Aim - Track down each line that has the word "Possible" and copy it.

Provided data -
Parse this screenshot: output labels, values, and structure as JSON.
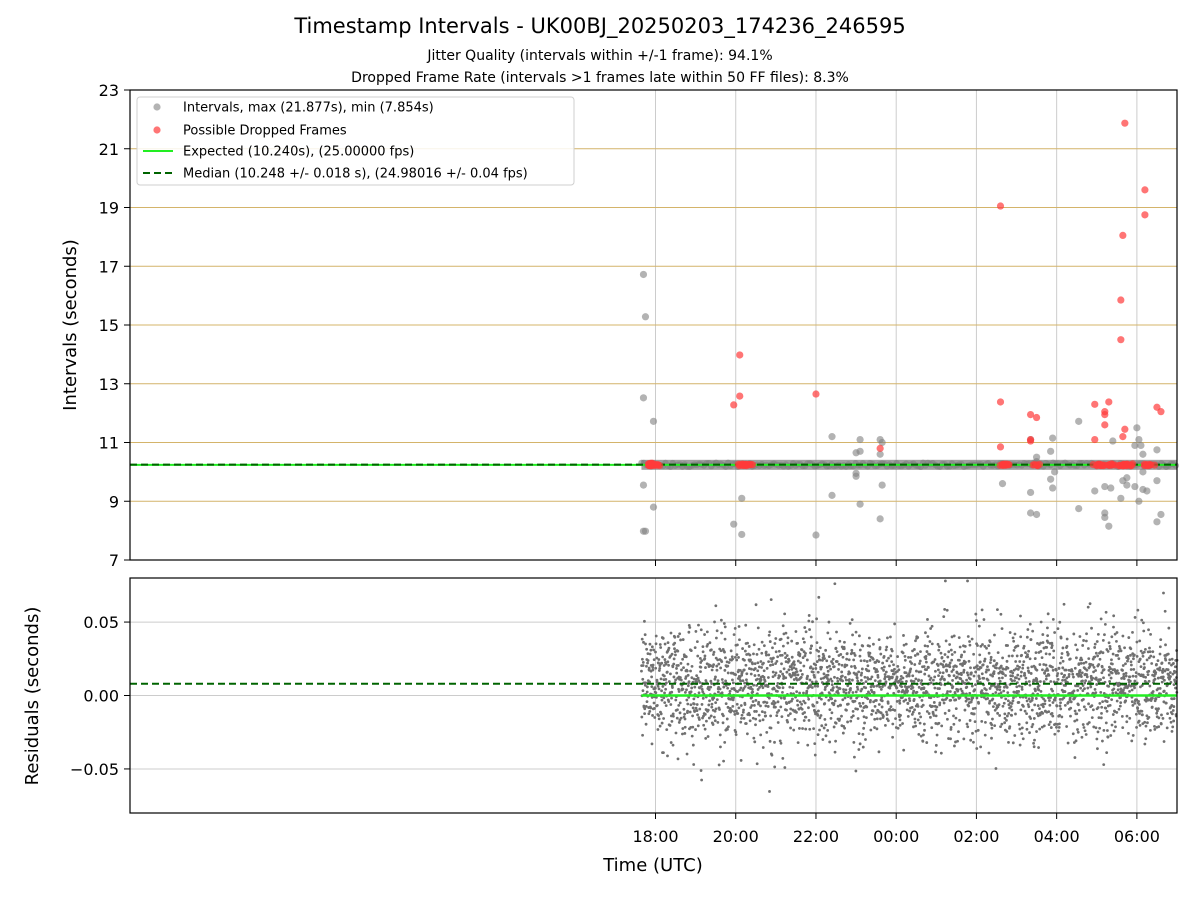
{
  "figure": {
    "title": "Timestamp Intervals - UK00BJ_20250203_174236_246595",
    "subtitle_1": "Jitter Quality (intervals within +/-1 frame): 94.1%",
    "subtitle_2": "Dropped Frame Rate (intervals >1 frames late within 50 FF files): 8.3%"
  },
  "chart_data": [
    {
      "type": "scatter",
      "panel": "intervals",
      "ylabel": "Intervals (seconds)",
      "x_unit": "hours relative to 00:00 UTC (negative = previous evening)",
      "xlim": [
        -19.1,
        7.0
      ],
      "ylim": [
        7,
        23
      ],
      "y_ticks": [
        7,
        9,
        11,
        13,
        15,
        17,
        19,
        21,
        23
      ],
      "grid": true,
      "legend_position": "top-left",
      "colors": {
        "intervals": "#808080",
        "dropped": "#ff3b3b",
        "expected": "#22ee22",
        "median": "#006400",
        "hgrid": "#d4b46a",
        "vgrid": "#cccccc"
      },
      "legend": [
        "Intervals, max (21.877s), min (7.854s)",
        "Possible Dropped Frames",
        "Expected (10.240s), (25.00000 fps)",
        "Median (10.248 +/- 0.018 s), (24.98016 +/- 0.04 fps)"
      ],
      "expected_line": 10.24,
      "median_line": 10.248,
      "baseline_band": {
        "x_start": -6.35,
        "x_end": 7.0,
        "y": 10.24
      },
      "series": [
        {
          "name": "Intervals, max (21.877s), min (7.854s)",
          "points": [
            [
              -6.3,
              16.72
            ],
            [
              -6.25,
              15.28
            ],
            [
              -6.3,
              12.52
            ],
            [
              -6.3,
              9.55
            ],
            [
              -6.3,
              7.98
            ],
            [
              -6.25,
              7.98
            ],
            [
              -6.05,
              11.72
            ],
            [
              -6.05,
              8.8
            ],
            [
              -4.05,
              8.22
            ],
            [
              -3.85,
              9.1
            ],
            [
              -3.85,
              7.87
            ],
            [
              -2.0,
              7.85
            ],
            [
              -1.6,
              11.2
            ],
            [
              -1.6,
              9.2
            ],
            [
              -1.0,
              10.65
            ],
            [
              -1.0,
              9.85
            ],
            [
              -1.0,
              9.95
            ],
            [
              -0.9,
              11.1
            ],
            [
              -0.9,
              10.7
            ],
            [
              -0.9,
              8.9
            ],
            [
              -0.4,
              11.1
            ],
            [
              -0.35,
              11.0
            ],
            [
              -0.4,
              10.6
            ],
            [
              -0.4,
              8.4
            ],
            [
              -0.35,
              9.55
            ],
            [
              2.65,
              9.6
            ],
            [
              3.35,
              9.3
            ],
            [
              3.35,
              8.6
            ],
            [
              3.35,
              11.1
            ],
            [
              3.5,
              8.55
            ],
            [
              3.5,
              10.35
            ],
            [
              3.5,
              10.5
            ],
            [
              3.85,
              10.7
            ],
            [
              3.85,
              9.75
            ],
            [
              3.9,
              11.15
            ],
            [
              3.9,
              9.45
            ],
            [
              3.95,
              10.0
            ],
            [
              4.55,
              11.72
            ],
            [
              4.55,
              8.75
            ],
            [
              4.95,
              9.35
            ],
            [
              5.2,
              9.5
            ],
            [
              5.2,
              8.6
            ],
            [
              5.2,
              8.45
            ],
            [
              5.3,
              8.15
            ],
            [
              5.35,
              9.45
            ],
            [
              5.4,
              11.05
            ],
            [
              5.6,
              9.1
            ],
            [
              5.65,
              9.7
            ],
            [
              5.75,
              9.55
            ],
            [
              5.75,
              9.8
            ],
            [
              5.95,
              10.9
            ],
            [
              5.95,
              9.5
            ],
            [
              6.0,
              11.5
            ],
            [
              6.05,
              11.1
            ],
            [
              6.05,
              9.0
            ],
            [
              6.1,
              10.9
            ],
            [
              6.15,
              10.6
            ],
            [
              6.15,
              10.0
            ],
            [
              6.15,
              9.4
            ],
            [
              6.25,
              9.35
            ],
            [
              6.5,
              10.75
            ],
            [
              6.5,
              9.7
            ],
            [
              6.5,
              8.3
            ],
            [
              6.6,
              8.55
            ]
          ]
        },
        {
          "name": "Possible Dropped Frames",
          "points": [
            [
              -6.15,
              10.24
            ],
            [
              -6.05,
              10.24
            ],
            [
              -5.95,
              10.24
            ],
            [
              -6.1,
              10.28
            ],
            [
              -4.05,
              12.28
            ],
            [
              -3.9,
              13.98
            ],
            [
              -3.9,
              12.58
            ],
            [
              -3.85,
              10.24
            ],
            [
              -3.75,
              10.24
            ],
            [
              -3.65,
              10.24
            ],
            [
              -2.0,
              12.65
            ],
            [
              -0.4,
              10.8
            ],
            [
              2.6,
              19.05
            ],
            [
              2.6,
              12.38
            ],
            [
              2.6,
              10.85
            ],
            [
              2.65,
              10.24
            ],
            [
              2.75,
              10.24
            ],
            [
              3.35,
              11.95
            ],
            [
              3.35,
              11.1
            ],
            [
              3.35,
              11.05
            ],
            [
              3.5,
              11.85
            ],
            [
              3.5,
              10.24
            ],
            [
              4.95,
              12.3
            ],
            [
              4.95,
              11.1
            ],
            [
              5.0,
              10.24
            ],
            [
              5.1,
              10.24
            ],
            [
              5.2,
              12.05
            ],
            [
              5.2,
              11.95
            ],
            [
              5.2,
              11.6
            ],
            [
              5.3,
              12.38
            ],
            [
              5.3,
              10.24
            ],
            [
              5.4,
              10.24
            ],
            [
              5.6,
              15.85
            ],
            [
              5.6,
              14.5
            ],
            [
              5.65,
              18.05
            ],
            [
              5.65,
              11.2
            ],
            [
              5.7,
              21.87
            ],
            [
              5.7,
              11.45
            ],
            [
              5.65,
              10.24
            ],
            [
              5.75,
              10.24
            ],
            [
              5.85,
              10.24
            ],
            [
              6.2,
              19.6
            ],
            [
              6.2,
              18.75
            ],
            [
              6.25,
              10.24
            ],
            [
              6.35,
              10.24
            ],
            [
              6.5,
              12.2
            ],
            [
              6.6,
              12.05
            ]
          ]
        }
      ]
    },
    {
      "type": "scatter",
      "panel": "residuals",
      "ylabel": "Residuals (seconds)",
      "xlabel": "Time (UTC)",
      "xlim": [
        -19.1,
        7.0
      ],
      "ylim": [
        -0.08,
        0.08
      ],
      "y_ticks": [
        -0.05,
        0.0,
        0.05
      ],
      "y_tick_labels": [
        "−0.05",
        "0.00",
        "0.05"
      ],
      "x_ticks": [
        -6,
        -4,
        -2,
        0,
        2,
        4,
        6
      ],
      "x_tick_labels": [
        "18:00",
        "20:00",
        "22:00",
        "00:00",
        "02:00",
        "04:00",
        "06:00"
      ],
      "grid": true,
      "zero_line": 0.0,
      "median_offset_line": 0.008,
      "scatter_range": {
        "x_start": -6.35,
        "x_end": 7.0
      },
      "point_color": "#707070"
    }
  ]
}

Problem solution -
        "Possible Dropped Frames",
          "name": "Possible Dropped Frames",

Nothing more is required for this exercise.